==== Data rows ====

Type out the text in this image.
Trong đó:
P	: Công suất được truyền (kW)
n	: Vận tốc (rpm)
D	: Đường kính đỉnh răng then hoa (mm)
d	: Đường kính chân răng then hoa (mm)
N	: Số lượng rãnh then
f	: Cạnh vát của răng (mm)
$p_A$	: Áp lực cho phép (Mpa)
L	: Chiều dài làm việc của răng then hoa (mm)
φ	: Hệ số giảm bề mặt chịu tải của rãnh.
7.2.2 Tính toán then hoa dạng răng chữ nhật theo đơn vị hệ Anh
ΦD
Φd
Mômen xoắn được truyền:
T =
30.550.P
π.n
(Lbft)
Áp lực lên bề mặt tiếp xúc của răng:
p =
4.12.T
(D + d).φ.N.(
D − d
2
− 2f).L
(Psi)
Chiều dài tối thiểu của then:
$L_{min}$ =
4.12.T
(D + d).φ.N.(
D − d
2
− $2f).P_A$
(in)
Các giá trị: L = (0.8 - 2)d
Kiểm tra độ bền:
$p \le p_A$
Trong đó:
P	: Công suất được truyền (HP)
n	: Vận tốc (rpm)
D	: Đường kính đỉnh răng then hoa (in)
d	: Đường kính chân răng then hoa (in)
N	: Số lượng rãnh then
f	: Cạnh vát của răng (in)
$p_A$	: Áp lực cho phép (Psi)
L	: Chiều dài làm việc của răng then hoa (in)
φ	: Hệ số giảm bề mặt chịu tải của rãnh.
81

====

- [Your goal] Pull every line containing the word "đỉnh" out of the material.

- [Response]
D	: Đường kính đỉnh răng then hoa (mm)
D	: Đường kính đỉnh răng then hoa (in)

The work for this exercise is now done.